▸ What is being asked
Copy all lines of the listing that include the string "струму".

(Dataset items)
****************
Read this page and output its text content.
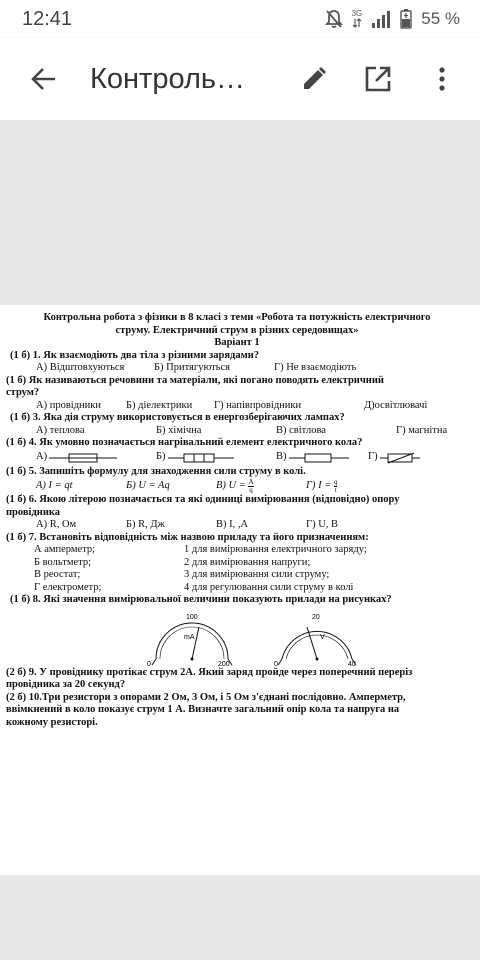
12:41	3G	55 %
Контроль…
Контрольна робота з фізики в 8 класі з теми «Робота та потужність електричного
струму. Електричний струм в різних середовищах»
Варіант 1
(1 б)
1. Як взаємодіють два тіла з різними зарядами?
А) Відштовхуються	Б) Притягуються	Г) Не взаємодіють
(1 б)
Як називаються речовини та матеріали, які погано поводять електричний
струм?
А) провідники	Б) діелектрики	Г) напівпровідники	Д)освітлювачі
(1 б)
3. Яка дія струму використовується в енергозберігаючих лампах?
А) теплова	Б) хімічна	В) світлова	Г) магнітна
(1 б)
4. Як умовно позначається нагрівальний елемент електричного кола?
А)	Б)	В)	Г)
(1 б)
5. Запишіть формулу для знаходження сили струму в колі.
А) I = qt	Б) U = Aq	В) $U = \frac{A}{q}$	Г) $I = \frac{q}{t}$
(1 б)
6. Якою літерою позначається та які одиниці вимірювання (відповідно) опору
провідника
А) R, Ом	Б) R, Дж	В) I, ,А	Г) U, В
(1 б)
7. Встановіть відповідність між назвою приладу та його призначенням:
А амперметр;	1 для вимірювання електричного заряду;
Б вольтметр;	2 для вимірювання напруги;
В реостат;	3 для вимірювання сили струму;
Г електрометр;	4 для регулювання сили струму в колі
(1 б)
8. Які значення вимірювальної величини показують прилади на рисунках?
0
100
200
mA
0
20
40
V
(2 б)
9. У провіднику протікає струм 2А. Який заряд пройде через поперечний переріз
провідника за 20 секунд?
(2 б)
10.Три резистори з опорами 2 Ом, 3 Ом, і 5 Ом з'єднані послідовно. Амперметр,
ввімкнений в коло показує струм 1 А. Визначте загальний опір кола та напруга на
кожному резисторі.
****************
▸ Solved problem
струму. Електричний струм в різних середовищах»
3. Яка дія струму використовується в енергозберігаючих лампах?
5. Запишіть формулу для знаходження сили струму в колі.
В реостат;	3 для вимірювання сили струму;
Г електрометр;	4 для регулювання сили струму в колі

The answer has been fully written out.